**Material for the task**.
·····
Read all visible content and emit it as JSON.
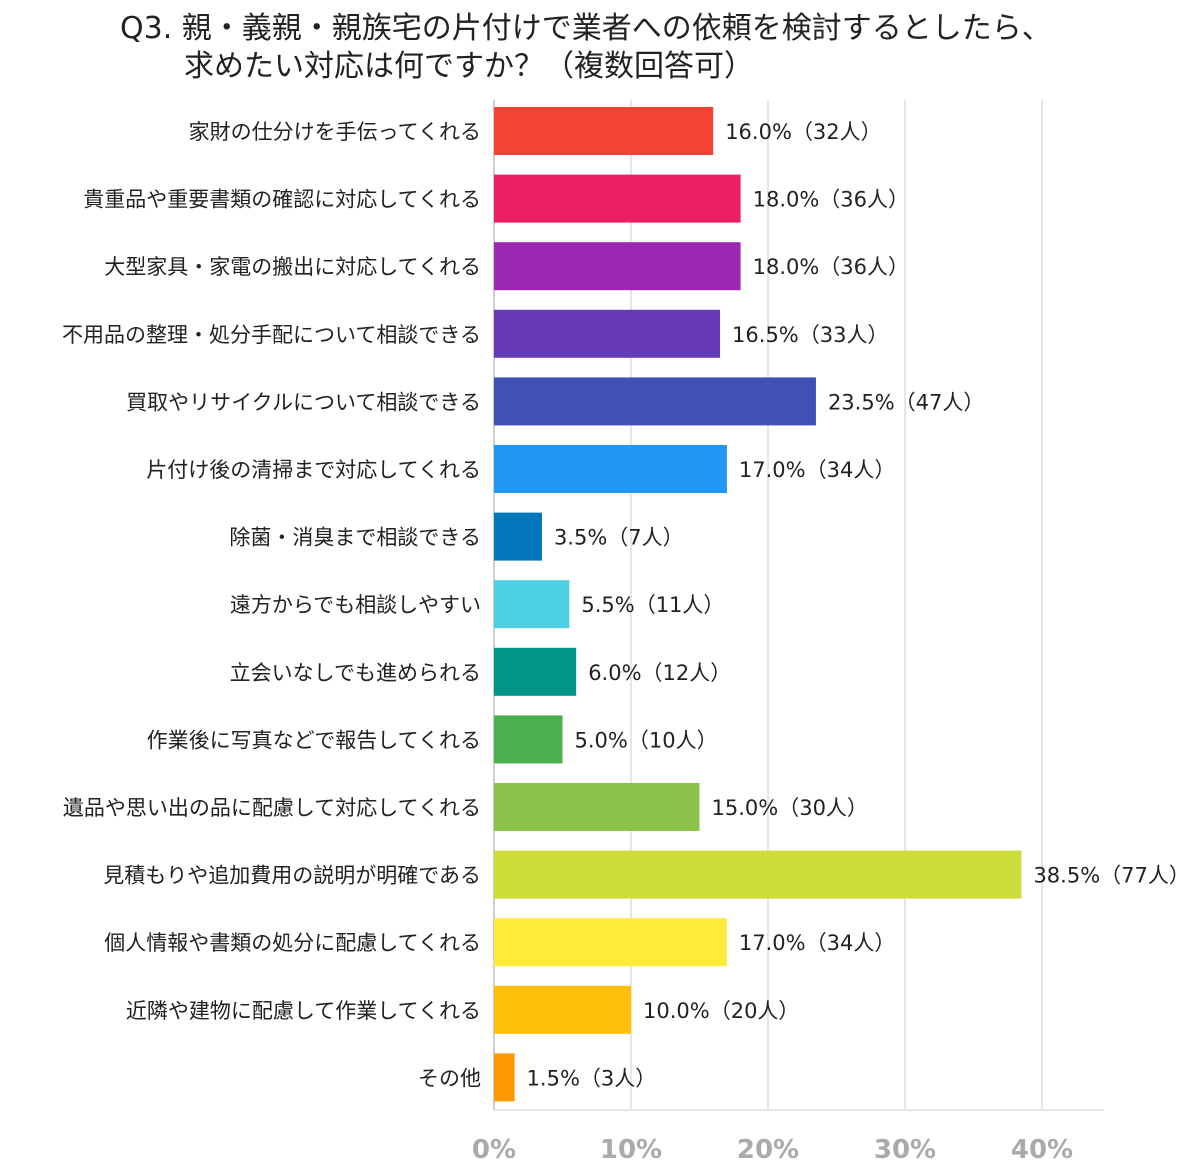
{
  "chart_data": {
    "type": "bar",
    "orientation": "horizontal",
    "title": [
      "Q3. 親・義親・親族宅の片付けで業者への依頼を検討するとしたら、",
      "求めたい対応は何ですか？（複数回答可）"
    ],
    "categories": [
      "家財の仕分けを手伝ってくれる",
      "貴重品や重要書類の確認に対応してくれる",
      "大型家具・家電の搬出に対応してくれる",
      "不用品の整理・処分手配について相談できる",
      "買取やリサイクルについて相談できる",
      "片付け後の清掃まで対応してくれる",
      "除菌・消臭まで相談できる",
      "遠方からでも相談しやすい",
      "立会いなしでも進められる",
      "作業後に写真などで報告してくれる",
      "遺品や思い出の品に配慮して対応してくれる",
      "見積もりや追加費用の説明が明確である",
      "個人情報や書類の処分に配慮してくれる",
      "近隣や建物に配慮して作業してくれる",
      "その他"
    ],
    "values": [
      16.0,
      18.0,
      18.0,
      16.5,
      23.5,
      17.0,
      3.5,
      5.5,
      6.0,
      5.0,
      15.0,
      38.5,
      17.0,
      10.0,
      1.5
    ],
    "data_labels": [
      "16.0%（32人）",
      "18.0%（36人）",
      "18.0%（36人）",
      "16.5%（33人）",
      "23.5%（47人）",
      "17.0%（34人）",
      "3.5%（7人）",
      "5.5%（11人）",
      "6.0%（12人）",
      "5.0%（10人）",
      "15.0%（30人）",
      "38.5%（77人）",
      "17.0%（34人）",
      "10.0%（20人）",
      "1.5%（3人）"
    ],
    "colors": [
      "#f44336",
      "#e91e63",
      "#9c27b0",
      "#673ab7",
      "#3f51b5",
      "#2196f3",
      "#0277bd",
      "#4dd0e1",
      "#009688",
      "#4caf50",
      "#8bc34a",
      "#cddc39",
      "#ffeb3b",
      "#ffc107",
      "#ff9800"
    ],
    "xlim": [
      0,
      40
    ],
    "xticks": [
      0,
      10,
      20,
      30,
      40
    ],
    "xtick_labels": [
      "0%",
      "10%",
      "20%",
      "30%",
      "40%"
    ],
    "grid": true,
    "legend": "none"
  }
}
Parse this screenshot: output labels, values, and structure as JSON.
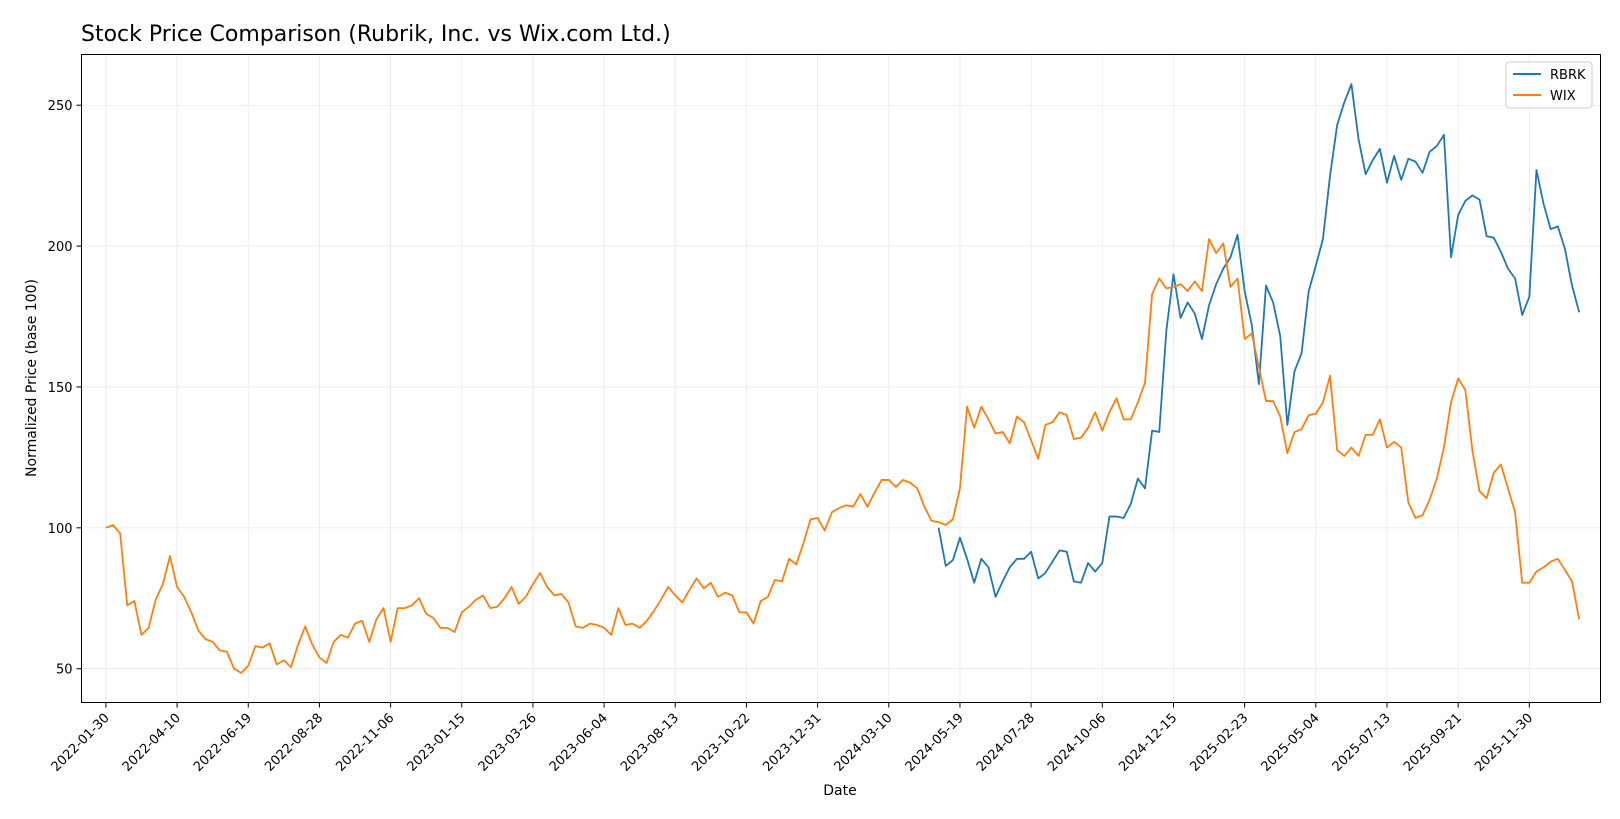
{
  "chart_data": {
    "type": "line",
    "title": "Stock Price Comparison (Rubrik, Inc. vs Wix.com Ltd.)",
    "xlabel": "Date",
    "ylabel": "Normalized Price (base 100)",
    "x_ticks": [
      "2022-01-30",
      "2022-04-10",
      "2022-06-19",
      "2022-08-28",
      "2022-11-06",
      "2023-01-15",
      "2023-03-26",
      "2023-06-04",
      "2023-08-13",
      "2023-10-22",
      "2023-12-31",
      "2024-03-10",
      "2024-05-19",
      "2024-07-28",
      "2024-10-06",
      "2024-12-15",
      "2025-02-23",
      "2025-05-04",
      "2025-07-13",
      "2025-09-21",
      "2025-11-30"
    ],
    "xlim": [
      "2022-01-06",
      "2026-02-08"
    ],
    "y_ticks": [
      50,
      100,
      150,
      200,
      250
    ],
    "ylim": [
      38,
      268
    ],
    "grid": true,
    "legend_position": "upper right",
    "series": [
      {
        "name": "RBRK",
        "color": "#1f77b4",
        "start": "2024-04-28",
        "step_days": 7,
        "values": [
          100.0,
          86.5,
          88.5,
          96.5,
          89.0,
          80.5,
          89.0,
          86.0,
          75.5,
          81.0,
          86.0,
          89.0,
          89.0,
          91.5,
          82.0,
          84.0,
          88.0,
          92.0,
          91.5,
          81.0,
          80.5,
          87.5,
          84.5,
          87.5,
          104.0,
          104.0,
          103.5,
          108.5,
          117.5,
          114.0,
          134.5,
          134.0,
          170.0,
          190.0,
          174.5,
          180.0,
          176.0,
          167.0,
          179.0,
          186.5,
          192.0,
          196.0,
          204.0,
          184.0,
          172.0,
          151.0,
          186.0,
          180.0,
          168.0,
          136.5,
          155.5,
          162.0,
          184.0,
          193.0,
          202.5,
          225.0,
          243.0,
          251.0,
          257.5,
          238.0,
          225.5,
          230.5,
          234.5,
          222.5,
          232.0,
          223.5,
          231.0,
          230.0,
          226.0,
          233.5,
          235.5,
          239.5,
          196.0,
          211.0,
          216.0,
          218.0,
          216.5,
          203.5,
          203.0,
          198.0,
          192.0,
          188.5,
          175.5,
          182.0,
          227.0,
          215.0,
          206.0,
          207.0,
          199.0,
          186.0,
          176.5
        ]
      },
      {
        "name": "WIX",
        "color": "#ff7f0e",
        "start": "2022-01-30",
        "step_days": 7,
        "values": [
          100.0,
          101.0,
          98.0,
          72.5,
          74.0,
          62.0,
          64.5,
          74.5,
          80.0,
          90.0,
          79.0,
          75.5,
          70.0,
          63.5,
          60.5,
          59.5,
          56.5,
          56.0,
          50.0,
          48.5,
          51.0,
          58.0,
          57.5,
          59.0,
          51.5,
          53.0,
          50.5,
          58.5,
          65.0,
          58.5,
          54.0,
          52.0,
          59.5,
          62.0,
          61.0,
          66.0,
          67.0,
          59.5,
          67.5,
          71.5,
          59.5,
          71.5,
          71.5,
          72.5,
          75.0,
          69.5,
          68.0,
          64.5,
          64.5,
          63.0,
          70.0,
          72.0,
          74.5,
          76.0,
          71.5,
          72.0,
          75.0,
          79.0,
          73.0,
          75.5,
          80.0,
          84.0,
          79.0,
          76.0,
          76.5,
          73.5,
          65.0,
          64.5,
          66.0,
          65.5,
          64.5,
          62.0,
          71.5,
          65.5,
          66.0,
          64.5,
          67.0,
          70.5,
          74.5,
          79.0,
          76.0,
          73.5,
          78.0,
          82.0,
          78.5,
          80.5,
          75.5,
          77.0,
          76.0,
          70.0,
          70.0,
          66.0,
          74.0,
          75.5,
          81.5,
          81.0,
          89.0,
          87.0,
          94.5,
          103.0,
          103.5,
          99.0,
          105.5,
          107.0,
          108.0,
          107.5,
          112.0,
          107.5,
          112.5,
          117.0,
          117.0,
          114.5,
          117.0,
          116.0,
          114.0,
          107.5,
          102.5,
          102.0,
          101.0,
          103.0,
          114.0,
          143.0,
          135.5,
          143.0,
          138.5,
          133.5,
          134.0,
          130.0,
          139.5,
          137.5,
          131.0,
          124.5,
          136.5,
          137.5,
          141.0,
          140.0,
          131.5,
          132.0,
          135.5,
          141.0,
          134.5,
          141.0,
          146.0,
          138.5,
          138.5,
          144.5,
          151.5,
          183.0,
          188.5,
          185.0,
          185.5,
          186.5,
          184.0,
          187.5,
          184.0,
          202.5,
          197.5,
          201.0,
          185.5,
          188.5,
          167.0,
          169.0,
          157.0,
          145.0,
          145.0,
          139.5,
          126.5,
          134.0,
          135.0,
          140.0,
          140.5,
          144.5,
          154.0,
          127.5,
          125.5,
          128.5,
          125.5,
          133.0,
          133.0,
          138.5,
          128.5,
          130.5,
          128.5,
          109.0,
          103.5,
          104.5,
          110.0,
          117.5,
          128.5,
          144.5,
          153.0,
          149.0,
          127.5,
          113.0,
          110.5,
          119.5,
          122.5,
          114.0,
          105.5,
          80.5,
          80.5,
          84.5,
          86.0,
          88.0,
          89.0,
          85.0,
          81.0,
          67.5
        ]
      }
    ]
  }
}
·····
**Your objective**. Each entry shown above must be quoted exactly, with its pictures left out.

**Solved exercise**.
Read all visible content and emit it as JSON.
{
  "chart_data": {
    "type": "bar",
    "orientation": "horizontal",
    "title": [
      "Q3. 親・義親・親族宅の片付けで業者への依頼を検討するとしたら、",
      "求めたい対応は何ですか？（複数回答可）"
    ],
    "categories": [
      "家財の仕分けを手伝ってくれる",
      "貴重品や重要書類の確認に対応してくれる",
      "大型家具・家電の搬出に対応してくれる",
      "不用品の整理・処分手配について相談できる",
      "買取やリサイクルについて相談できる",
      "片付け後の清掃まで対応してくれる",
      "除菌・消臭まで相談できる",
      "遠方からでも相談しやすい",
      "立会いなしでも進められる",
      "作業後に写真などで報告してくれる",
      "遺品や思い出の品に配慮して対応してくれる",
      "見積もりや追加費用の説明が明確である",
      "個人情報や書類の処分に配慮してくれる",
      "近隣や建物に配慮して作業してくれる",
      "その他"
    ],
    "values": [
      16.0,
      18.0,
      18.0,
      16.5,
      23.5,
      17.0,
      3.5,
      5.5,
      6.0,
      5.0,
      15.0,
      38.5,
      17.0,
      10.0,
      1.5
    ],
    "data_labels": [
      "16.0%（32人）",
      "18.0%（36人）",
      "18.0%（36人）",
      "16.5%（33人）",
      "23.5%（47人）",
      "17.0%（34人）",
      "3.5%（7人）",
      "5.5%（11人）",
      "6.0%（12人）",
      "5.0%（10人）",
      "15.0%（30人）",
      "38.5%（77人）",
      "17.0%（34人）",
      "10.0%（20人）",
      "1.5%（3人）"
    ],
    "colors": [
      "#f44336",
      "#e91e63",
      "#9c27b0",
      "#673ab7",
      "#3f51b5",
      "#2196f3",
      "#0277bd",
      "#4dd0e1",
      "#009688",
      "#4caf50",
      "#8bc34a",
      "#cddc39",
      "#ffeb3b",
      "#ffc107",
      "#ff9800"
    ],
    "xlim": [
      0,
      40
    ],
    "xticks": [
      0,
      10,
      20,
      30,
      40
    ],
    "xtick_labels": [
      "0%",
      "10%",
      "20%",
      "30%",
      "40%"
    ],
    "grid": true,
    "legend": "none"
  }
}
Parse this screenshot: output labels, values, and structure as JSON.
{
  "chart_data": {
    "type": "line",
    "title": "Stock Price Comparison (Rubrik, Inc. vs Wix.com Ltd.)",
    "xlabel": "Date",
    "ylabel": "Normalized Price (base 100)",
    "x_ticks": [
      "2022-01-30",
      "2022-04-10",
      "2022-06-19",
      "2022-08-28",
      "2022-11-06",
      "2023-01-15",
      "2023-03-26",
      "2023-06-04",
      "2023-08-13",
      "2023-10-22",
      "2023-12-31",
      "2024-03-10",
      "2024-05-19",
      "2024-07-28",
      "2024-10-06",
      "2024-12-15",
      "2025-02-23",
      "2025-05-04",
      "2025-07-13",
      "2025-09-21",
      "2025-11-30"
    ],
    "xlim": [
      "2022-01-06",
      "2026-02-08"
    ],
    "y_ticks": [
      50,
      100,
      150,
      200,
      250
    ],
    "ylim": [
      38,
      268
    ],
    "grid": true,
    "legend_position": "upper right",
    "series": [
      {
        "name": "RBRK",
        "color": "#1f77b4",
        "start": "2024-04-28",
        "step_days": 7,
        "values": [
          100.0,
          86.5,
          88.5,
          96.5,
          89.0,
          80.5,
          89.0,
          86.0,
          75.5,
          81.0,
          86.0,
          89.0,
          89.0,
          91.5,
          82.0,
          84.0,
          88.0,
          92.0,
          91.5,
          81.0,
          80.5,
          87.5,
          84.5,
          87.5,
          104.0,
          104.0,
          103.5,
          108.5,
          117.5,
          114.0,
          134.5,
          134.0,
          170.0,
          190.0,
          174.5,
          180.0,
          176.0,
          167.0,
          179.0,
          186.5,
          192.0,
          196.0,
          204.0,
          184.0,
          172.0,
          151.0,
          186.0,
          180.0,
          168.0,
          136.5,
          155.5,
          162.0,
          184.0,
          193.0,
          202.5,
          225.0,
          243.0,
          251.0,
          257.5,
          238.0,
          225.5,
          230.5,
          234.5,
          222.5,
          232.0,
          223.5,
          231.0,
          230.0,
          226.0,
          233.5,
          235.5,
          239.5,
          196.0,
          211.0,
          216.0,
          218.0,
          216.5,
          203.5,
          203.0,
          198.0,
          192.0,
          188.5,
          175.5,
          182.0,
          227.0,
          215.0,
          206.0,
          207.0,
          199.0,
          186.0,
          176.5
        ]
      },
      {
        "name": "WIX",
        "color": "#ff7f0e",
        "start": "2022-01-30",
        "step_days": 7,
        "values": [
          100.0,
          101.0,
          98.0,
          72.5,
          74.0,
          62.0,
          64.5,
          74.5,
          80.0,
          90.0,
          79.0,
          75.5,
          70.0,
          63.5,
          60.5,
          59.5,
          56.5,
          56.0,
          50.0,
          48.5,
          51.0,
          58.0,
          57.5,
          59.0,
          51.5,
          53.0,
          50.5,
          58.5,
          65.0,
          58.5,
          54.0,
          52.0,
          59.5,
          62.0,
          61.0,
          66.0,
          67.0,
          59.5,
          67.5,
          71.5,
          59.5,
          71.5,
          71.5,
          72.5,
          75.0,
          69.5,
          68.0,
          64.5,
          64.5,
          63.0,
          70.0,
          72.0,
          74.5,
          76.0,
          71.5,
          72.0,
          75.0,
          79.0,
          73.0,
          75.5,
          80.0,
          84.0,
          79.0,
          76.0,
          76.5,
          73.5,
          65.0,
          64.5,
          66.0,
          65.5,
          64.5,
          62.0,
          71.5,
          65.5,
          66.0,
          64.5,
          67.0,
          70.5,
          74.5,
          79.0,
          76.0,
          73.5,
          78.0,
          82.0,
          78.5,
          80.5,
          75.5,
          77.0,
          76.0,
          70.0,
          70.0,
          66.0,
          74.0,
          75.5,
          81.5,
          81.0,
          89.0,
          87.0,
          94.5,
          103.0,
          103.5,
          99.0,
          105.5,
          107.0,
          108.0,
          107.5,
          112.0,
          107.5,
          112.5,
          117.0,
          117.0,
          114.5,
          117.0,
          116.0,
          114.0,
          107.5,
          102.5,
          102.0,
          101.0,
          103.0,
          114.0,
          143.0,
          135.5,
          143.0,
          138.5,
          133.5,
          134.0,
          130.0,
          139.5,
          137.5,
          131.0,
          124.5,
          136.5,
          137.5,
          141.0,
          140.0,
          131.5,
          132.0,
          135.5,
          141.0,
          134.5,
          141.0,
          146.0,
          138.5,
          138.5,
          144.5,
          151.5,
          183.0,
          188.5,
          185.0,
          185.5,
          186.5,
          184.0,
          187.5,
          184.0,
          202.5,
          197.5,
          201.0,
          185.5,
          188.5,
          167.0,
          169.0,
          157.0,
          145.0,
          145.0,
          139.5,
          126.5,
          134.0,
          135.0,
          140.0,
          140.5,
          144.5,
          154.0,
          127.5,
          125.5,
          128.5,
          125.5,
          133.0,
          133.0,
          138.5,
          128.5,
          130.5,
          128.5,
          109.0,
          103.5,
          104.5,
          110.0,
          117.5,
          128.5,
          144.5,
          153.0,
          149.0,
          127.5,
          113.0,
          110.5,
          119.5,
          122.5,
          114.0,
          105.5,
          80.5,
          80.5,
          84.5,
          86.0,
          88.0,
          89.0,
          85.0,
          81.0,
          67.5
        ]
      }
    ]
  }
}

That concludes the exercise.